▶ [TASK GOAL]: Leave out the pictures and transcribe everything else exactly.

▶ [RECORDS FOR THE EXERCISE]:
+++++

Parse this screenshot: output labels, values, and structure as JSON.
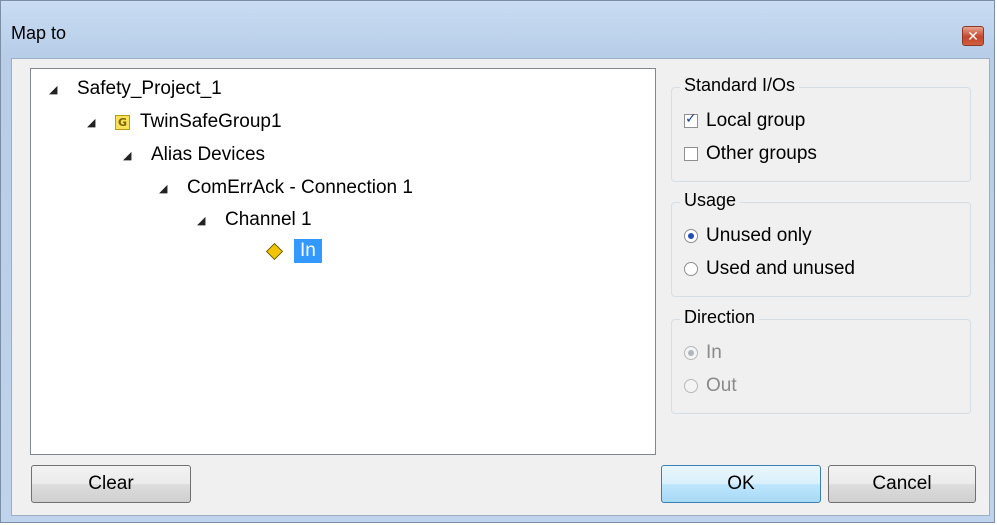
{
  "window": {
    "title": "Map to"
  },
  "tree": {
    "root": "Safety_Project_1",
    "group": "TwinSafeGroup1",
    "group_icon": "G",
    "alias": "Alias Devices",
    "connection": "ComErrAck - Connection 1",
    "channel": "Channel 1",
    "selected_item": "In"
  },
  "standard_ios": {
    "label": "Standard I/Os",
    "local_group": {
      "label": "Local group",
      "checked": true
    },
    "other_groups": {
      "label": "Other groups",
      "checked": false
    }
  },
  "usage": {
    "label": "Usage",
    "unused_only": {
      "label": "Unused only",
      "selected": true
    },
    "used_and_unused": {
      "label": "Used and unused",
      "selected": false
    }
  },
  "direction": {
    "label": "Direction",
    "in": {
      "label": "In",
      "selected": true,
      "enabled": false
    },
    "out": {
      "label": "Out",
      "selected": false,
      "enabled": false
    }
  },
  "buttons": {
    "clear": "Clear",
    "ok": "OK",
    "cancel": "Cancel"
  },
  "colors": {
    "selection": "#3399ff",
    "title_bar": "#c9dcf3",
    "close_button": "#c2462a"
  }
}
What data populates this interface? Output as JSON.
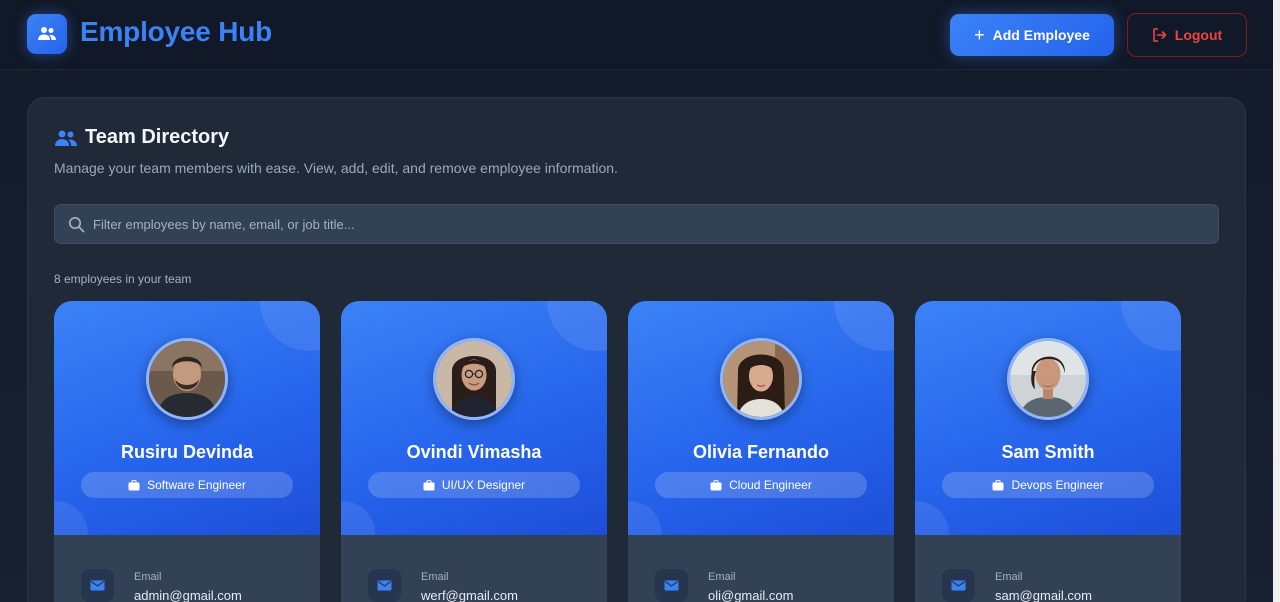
{
  "header": {
    "title": "Employee Hub",
    "add_label": "Add Employee",
    "add_icon": "plus-icon",
    "logout_label": "Logout",
    "logout_icon": "logout-icon",
    "logo_icon": "users-icon"
  },
  "directory": {
    "title": "Team Directory",
    "subtitle": "Manage your team members with ease. View, add, edit, and remove employee information.",
    "search_placeholder": "Filter employees by name, email, or job title...",
    "search_value": "",
    "count_text": "8 employees in your team"
  },
  "email_label": "Email",
  "employees": [
    {
      "name": "Rusiru Devinda",
      "role": "Software Engineer",
      "email": "admin@gmail.com"
    },
    {
      "name": "Ovindi Vimasha",
      "role": "UI/UX Designer",
      "email": "werf@gmail.com"
    },
    {
      "name": "Olivia Fernando",
      "role": "Cloud Engineer",
      "email": "oli@gmail.com"
    },
    {
      "name": "Sam Smith",
      "role": "Devops Engineer",
      "email": "sam@gmail.com"
    }
  ],
  "colors": {
    "accent": "#3b82f6",
    "accent_dark": "#2563eb",
    "danger": "#ef4444",
    "background": "#151d2e",
    "panel": "#1f2937"
  }
}
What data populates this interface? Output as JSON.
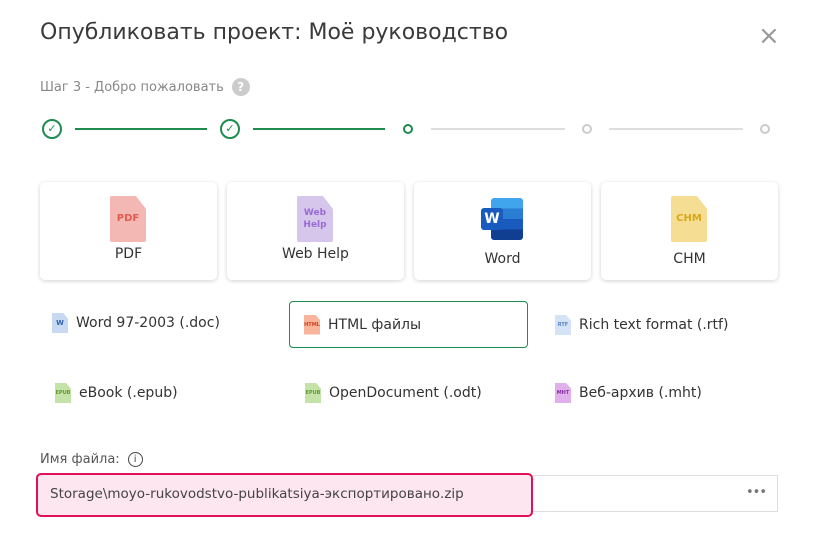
{
  "dialog": {
    "title": "Опубликовать проект: Моё руководство",
    "close_icon": "×"
  },
  "stepper": {
    "label": "Шаг 3 - Добро пожаловать",
    "help": "?",
    "current_step": 3,
    "total_steps": 5,
    "accent": "#1e8c4e"
  },
  "cards": [
    {
      "label": "PDF",
      "icon_text": "PDF",
      "color": "#f4b8b4",
      "text_color": "#e05a4f"
    },
    {
      "label": "Web Help",
      "icon_text": "Web Help",
      "color": "#d6c6ec",
      "text_color": "#9a6bd2"
    },
    {
      "label": "Word",
      "icon_text": "W"
    },
    {
      "label": "CHM",
      "icon_text": "CHM",
      "color": "#f5de94",
      "text_color": "#d9a71a"
    }
  ],
  "options": [
    {
      "label": "Word 97-2003 (.doc)",
      "icon_text": "W"
    },
    {
      "label": "HTML файлы",
      "icon_text": "HTML",
      "selected": true
    },
    {
      "label": "Rich text format (.rtf)",
      "icon_text": "RTF"
    },
    {
      "label": "eBook (.epub)",
      "icon_text": "EPUB"
    },
    {
      "label": "OpenDocument (.odt)",
      "icon_text": "EPUB"
    },
    {
      "label": "Веб-архив (.mht)",
      "icon_text": "MHT"
    }
  ],
  "filename": {
    "label": "Имя файла:",
    "info": "i",
    "value": "Storage\\moyo-rukovodstvo-publikatsiya-экспортировано.zip",
    "browse": "•••"
  }
}
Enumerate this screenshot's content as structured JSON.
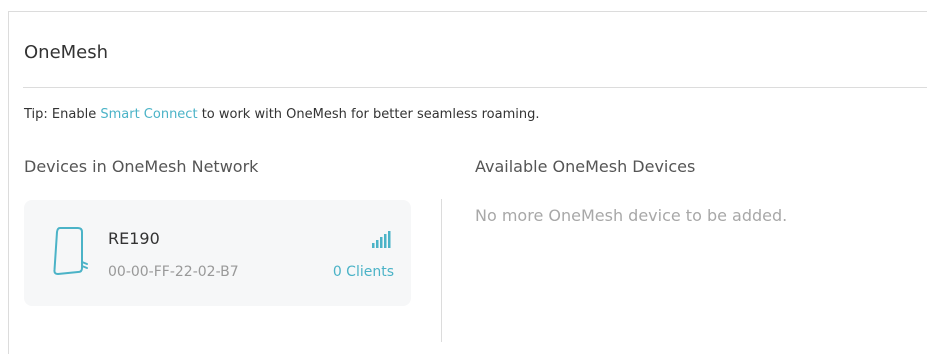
{
  "section": {
    "title": "OneMesh"
  },
  "tip": {
    "prefix": "Tip:  Enable ",
    "link": "Smart Connect",
    "suffix": " to work with OneMesh for better seamless roaming."
  },
  "devices_in_network": {
    "heading": "Devices in OneMesh Network",
    "devices": [
      {
        "name": "RE190",
        "mac": "00-00-FF-22-02-B7",
        "clients": "0 Clients",
        "icon": "extender-icon",
        "signal_icon": "signal-strength-icon"
      }
    ]
  },
  "available_devices": {
    "heading": "Available OneMesh Devices",
    "empty_message": "No more OneMesh device to be added."
  },
  "colors": {
    "accent": "#4bb3c7",
    "card_bg": "#f6f7f8",
    "muted_text": "#a8a8a8"
  }
}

+++++

▶ [FINAL RESULT]:
Parse this screenshot: output labels, values, and structure as JSON.
{
  "window": {
    "title": "Map to"
  },
  "tree": {
    "root": "Safety_Project_1",
    "group": "TwinSafeGroup1",
    "group_icon": "G",
    "alias": "Alias Devices",
    "connection": "ComErrAck - Connection 1",
    "channel": "Channel 1",
    "selected_item": "In"
  },
  "standard_ios": {
    "label": "Standard I/Os",
    "local_group": {
      "label": "Local group",
      "checked": true
    },
    "other_groups": {
      "label": "Other groups",
      "checked": false
    }
  },
  "usage": {
    "label": "Usage",
    "unused_only": {
      "label": "Unused only",
      "selected": true
    },
    "used_and_unused": {
      "label": "Used and unused",
      "selected": false
    }
  },
  "direction": {
    "label": "Direction",
    "in": {
      "label": "In",
      "selected": true,
      "enabled": false
    },
    "out": {
      "label": "Out",
      "selected": false,
      "enabled": false
    }
  },
  "buttons": {
    "clear": "Clear",
    "ok": "OK",
    "cancel": "Cancel"
  },
  "colors": {
    "selection": "#3399ff",
    "title_bar": "#c9dcf3",
    "close_button": "#c2462a"
  }
}
What data populates this interface? Output as JSON.
{
  "header": {
    "title": "Employee Hub",
    "add_label": "Add Employee",
    "add_icon": "plus-icon",
    "logout_label": "Logout",
    "logout_icon": "logout-icon",
    "logo_icon": "users-icon"
  },
  "directory": {
    "title": "Team Directory",
    "subtitle": "Manage your team members with ease. View, add, edit, and remove employee information.",
    "search_placeholder": "Filter employees by name, email, or job title...",
    "search_value": "",
    "count_text": "8 employees in your team"
  },
  "email_label": "Email",
  "employees": [
    {
      "name": "Rusiru Devinda",
      "role": "Software Engineer",
      "email": "admin@gmail.com"
    },
    {
      "name": "Ovindi Vimasha",
      "role": "UI/UX Designer",
      "email": "werf@gmail.com"
    },
    {
      "name": "Olivia Fernando",
      "role": "Cloud Engineer",
      "email": "oli@gmail.com"
    },
    {
      "name": "Sam Smith",
      "role": "Devops Engineer",
      "email": "sam@gmail.com"
    }
  ],
  "colors": {
    "accent": "#3b82f6",
    "accent_dark": "#2563eb",
    "danger": "#ef4444",
    "background": "#151d2e",
    "panel": "#1f2937"
  }
}
What data populates this interface? Output as JSON.
{
  "dialog": {
    "title": "Опубликовать проект: Моё руководство",
    "close_icon": "×"
  },
  "stepper": {
    "label": "Шаг 3 - Добро пожаловать",
    "help": "?",
    "current_step": 3,
    "total_steps": 5,
    "accent": "#1e8c4e"
  },
  "cards": [
    {
      "label": "PDF",
      "icon_text": "PDF",
      "color": "#f4b8b4",
      "text_color": "#e05a4f"
    },
    {
      "label": "Web Help",
      "icon_text": "Web Help",
      "color": "#d6c6ec",
      "text_color": "#9a6bd2"
    },
    {
      "label": "Word",
      "icon_text": "W"
    },
    {
      "label": "CHM",
      "icon_text": "CHM",
      "color": "#f5de94",
      "text_color": "#d9a71a"
    }
  ],
  "options": [
    {
      "label": "Word 97-2003 (.doc)",
      "icon_text": "W"
    },
    {
      "label": "HTML файлы",
      "icon_text": "HTML",
      "selected": true
    },
    {
      "label": "Rich text format (.rtf)",
      "icon_text": "RTF"
    },
    {
      "label": "eBook (.epub)",
      "icon_text": "EPUB"
    },
    {
      "label": "OpenDocument (.odt)",
      "icon_text": "EPUB"
    },
    {
      "label": "Веб-архив (.mht)",
      "icon_text": "MHT"
    }
  ],
  "filename": {
    "label": "Имя файла:",
    "info": "i",
    "value": "Storage\\moyo-rukovodstvo-publikatsiya-экспортировано.zip",
    "browse": "•••"
  }
}
Enumerate this screenshot's content as structured JSON.
{
  "section": {
    "title": "OneMesh"
  },
  "tip": {
    "prefix": "Tip:  Enable ",
    "link": "Smart Connect",
    "suffix": " to work with OneMesh for better seamless roaming."
  },
  "devices_in_network": {
    "heading": "Devices in OneMesh Network",
    "devices": [
      {
        "name": "RE190",
        "mac": "00-00-FF-22-02-B7",
        "clients": "0 Clients",
        "icon": "extender-icon",
        "signal_icon": "signal-strength-icon"
      }
    ]
  },
  "available_devices": {
    "heading": "Available OneMesh Devices",
    "empty_message": "No more OneMesh device to be added."
  },
  "colors": {
    "accent": "#4bb3c7",
    "card_bg": "#f6f7f8",
    "muted_text": "#a8a8a8"
  }
}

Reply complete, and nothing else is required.